EXERCISE BRIEF: Send back the entries below exactly as they appear.

EXERCISE MATERIALS:
-- begin --

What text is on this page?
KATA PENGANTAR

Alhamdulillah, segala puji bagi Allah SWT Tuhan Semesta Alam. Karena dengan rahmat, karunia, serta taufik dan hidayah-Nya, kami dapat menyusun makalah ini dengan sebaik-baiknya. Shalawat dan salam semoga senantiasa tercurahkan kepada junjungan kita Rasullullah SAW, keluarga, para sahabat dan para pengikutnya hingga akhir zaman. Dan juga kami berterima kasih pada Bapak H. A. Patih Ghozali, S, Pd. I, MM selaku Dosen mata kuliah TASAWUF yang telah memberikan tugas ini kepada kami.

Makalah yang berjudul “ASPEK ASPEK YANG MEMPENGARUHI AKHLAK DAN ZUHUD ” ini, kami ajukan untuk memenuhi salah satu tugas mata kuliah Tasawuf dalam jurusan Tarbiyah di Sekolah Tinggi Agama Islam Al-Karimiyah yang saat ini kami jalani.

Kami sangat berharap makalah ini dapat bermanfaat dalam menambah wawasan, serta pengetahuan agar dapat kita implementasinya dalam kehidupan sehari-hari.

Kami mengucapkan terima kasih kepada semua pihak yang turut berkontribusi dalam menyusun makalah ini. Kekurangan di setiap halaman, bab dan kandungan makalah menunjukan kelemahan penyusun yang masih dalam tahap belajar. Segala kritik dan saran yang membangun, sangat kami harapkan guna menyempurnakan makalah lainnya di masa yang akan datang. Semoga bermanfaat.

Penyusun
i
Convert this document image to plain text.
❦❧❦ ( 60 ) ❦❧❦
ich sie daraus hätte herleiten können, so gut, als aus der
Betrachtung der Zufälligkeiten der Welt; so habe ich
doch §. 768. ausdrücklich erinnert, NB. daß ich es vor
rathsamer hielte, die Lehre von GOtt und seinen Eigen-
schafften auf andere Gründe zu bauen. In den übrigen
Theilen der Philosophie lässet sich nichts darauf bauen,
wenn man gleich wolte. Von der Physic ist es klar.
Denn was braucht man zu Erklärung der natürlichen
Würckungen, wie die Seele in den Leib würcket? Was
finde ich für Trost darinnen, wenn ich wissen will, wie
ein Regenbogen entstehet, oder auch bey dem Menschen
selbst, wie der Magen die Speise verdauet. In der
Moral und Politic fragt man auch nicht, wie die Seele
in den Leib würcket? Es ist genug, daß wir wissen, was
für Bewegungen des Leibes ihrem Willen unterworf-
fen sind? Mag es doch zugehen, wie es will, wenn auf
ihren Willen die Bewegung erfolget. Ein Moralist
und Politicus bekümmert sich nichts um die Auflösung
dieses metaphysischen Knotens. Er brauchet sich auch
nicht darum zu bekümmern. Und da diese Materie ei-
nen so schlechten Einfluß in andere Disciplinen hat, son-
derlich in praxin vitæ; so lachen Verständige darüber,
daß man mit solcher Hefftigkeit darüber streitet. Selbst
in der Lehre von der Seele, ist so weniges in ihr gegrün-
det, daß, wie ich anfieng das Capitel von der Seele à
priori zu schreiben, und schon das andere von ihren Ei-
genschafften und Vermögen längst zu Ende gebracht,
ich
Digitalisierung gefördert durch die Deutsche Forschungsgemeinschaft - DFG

-- end --

EXPECTED ANSWER:
What text is on this page?
KATA PENGANTAR

Alhamdulillah, segala puji bagi Allah SWT Tuhan Semesta Alam. Karena dengan rahmat, karunia, serta taufik dan hidayah-Nya, kami dapat menyusun makalah ini dengan sebaik-baiknya. Shalawat dan salam semoga senantiasa tercurahkan kepada junjungan kita Rasullullah SAW, keluarga, para sahabat dan para pengikutnya hingga akhir zaman. Dan juga kami berterima kasih pada Bapak H. A. Patih Ghozali, S, Pd. I, MM selaku Dosen mata kuliah TASAWUF yang telah memberikan tugas ini kepada kami.

Makalah yang berjudul “ASPEK ASPEK YANG MEMPENGARUHI AKHLAK DAN ZUHUD ” ini, kami ajukan untuk memenuhi salah satu tugas mata kuliah Tasawuf dalam jurusan Tarbiyah di Sekolah Tinggi Agama Islam Al-Karimiyah yang saat ini kami jalani.

Kami sangat berharap makalah ini dapat bermanfaat dalam menambah wawasan, serta pengetahuan agar dapat kita implementasinya dalam kehidupan sehari-hari.

Kami mengucapkan terima kasih kepada semua pihak yang turut berkontribusi dalam menyusun makalah ini. Kekurangan di setiap halaman, bab dan kandungan makalah menunjukan kelemahan penyusun yang masih dalam tahap belajar. Segala kritik dan saran yang membangun, sangat kami harapkan guna menyempurnakan makalah lainnya di masa yang akan datang. Semoga bermanfaat.

Penyusun
i
Convert this document image to plain text.
❦❧❦ ( 60 ) ❦❧❦
ich sie daraus hätte herleiten können, so gut, als aus der
Betrachtung der Zufälligkeiten der Welt; so habe ich
doch §. 768. ausdrücklich erinnert, NB. daß ich es vor
rathsamer hielte, die Lehre von GOtt und seinen Eigen-
schafften auf andere Gründe zu bauen. In den übrigen
Theilen der Philosophie lässet sich nichts darauf bauen,
wenn man gleich wolte. Von der Physic ist es klar.
Denn was braucht man zu Erklärung der natürlichen
Würckungen, wie die Seele in den Leib würcket? Was
finde ich für Trost darinnen, wenn ich wissen will, wie
ein Regenbogen entstehet, oder auch bey dem Menschen
selbst, wie der Magen die Speise verdauet. In der
Moral und Politic fragt man auch nicht, wie die Seele
in den Leib würcket? Es ist genug, daß wir wissen, was
für Bewegungen des Leibes ihrem Willen unterworf-
fen sind? Mag es doch zugehen, wie es will, wenn auf
ihren Willen die Bewegung erfolget. Ein Moralist
und Politicus bekümmert sich nichts um die Auflösung
dieses metaphysischen Knotens. Er brauchet sich auch
nicht darum zu bekümmern. Und da diese Materie ei-
nen so schlechten Einfluß in andere Disciplinen hat, son-
derlich in praxin vitæ; so lachen Verständige darüber,
daß man mit solcher Hefftigkeit darüber streitet. Selbst
in der Lehre von der Seele, ist so weniges in ihr gegrün-
det, daß, wie ich anfieng das Capitel von der Seele à
priori zu schreiben, und schon das andere von ihren Ei-
genschafften und Vermögen längst zu Ende gebracht,
ich
Digitalisierung gefördert durch die Deutsche Forschungsgemeinschaft - DFG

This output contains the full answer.